*Work to complete*
Word for word, copy all the data and drop the pictures.
— BEGIN Material —
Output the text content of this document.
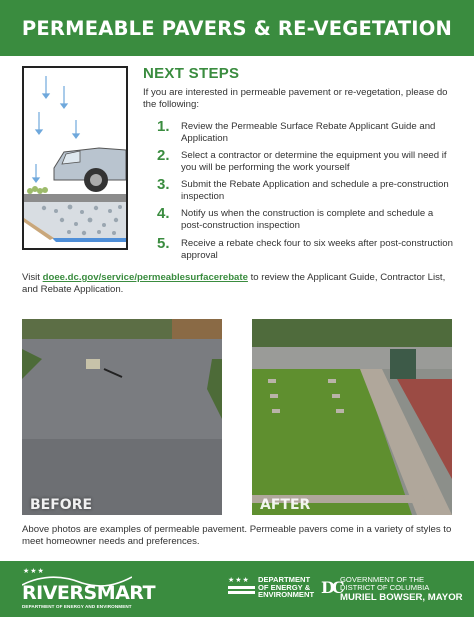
PERMEABLE PAVERS & RE-VEGETATION
NEXT STEPS
If you are interested in permeable pavement or re-vegetation, please do the following:
1.	Review the Permeable Surface Rebate Applicant Guide and Application
2.	Select a contractor or determine the equipment you will need if you will be performing the work yourself
3.	Submit the Rebate Application and schedule a pre-construction inspection
4.	Notify us when the construction is complete and schedule a post-construction inspection
5.	Receive a rebate check four to six weeks after post-construction approval
Visit doee.dc.gov/service/permeablesurfacerebate to review the Applicant Guide, Contractor List, and Rebate Application.
BEFORE	AFTER
Above photos are examples of permeable pavement. Permeable pavers come in a variety of styles to meet homeowner needs and preferences.
★★★
RIVERSMART
DEPARTMENT OF ENERGY AND ENVIRONMENT
★★★ DEPARTMENT
OF ENERGY &
ENVIRONMENT DC
GOVERNMENT OF THE
DISTRICT OF COLUMBIA
MURIEL BOWSER, MAYOR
— END Material —
*Result of this exercise*
Output the text content of this document.
PERMEABLE PAVERS & RE-VEGETATION
NEXT STEPS
If you are interested in permeable pavement or re-vegetation, please do the following:
1.	Review the Permeable Surface Rebate Applicant Guide and Application
2.	Select a contractor or determine the equipment you will need if you will be performing the work yourself
3.	Submit the Rebate Application and schedule a pre-construction inspection
4.	Notify us when the construction is complete and schedule a post-construction inspection
5.	Receive a rebate check four to six weeks after post-construction approval
Visit doee.dc.gov/service/permeablesurfacerebate to review the Applicant Guide, Contractor List, and Rebate Application.
BEFORE	AFTER
Above photos are examples of permeable pavement. Permeable pavers come in a variety of styles to meet homeowner needs and preferences.
★★★
RIVERSMART
DEPARTMENT OF ENERGY AND ENVIRONMENT
★★★ DEPARTMENT
OF ENERGY &
ENVIRONMENT DC
GOVERNMENT OF THE
DISTRICT OF COLUMBIA
MURIEL BOWSER, MAYOR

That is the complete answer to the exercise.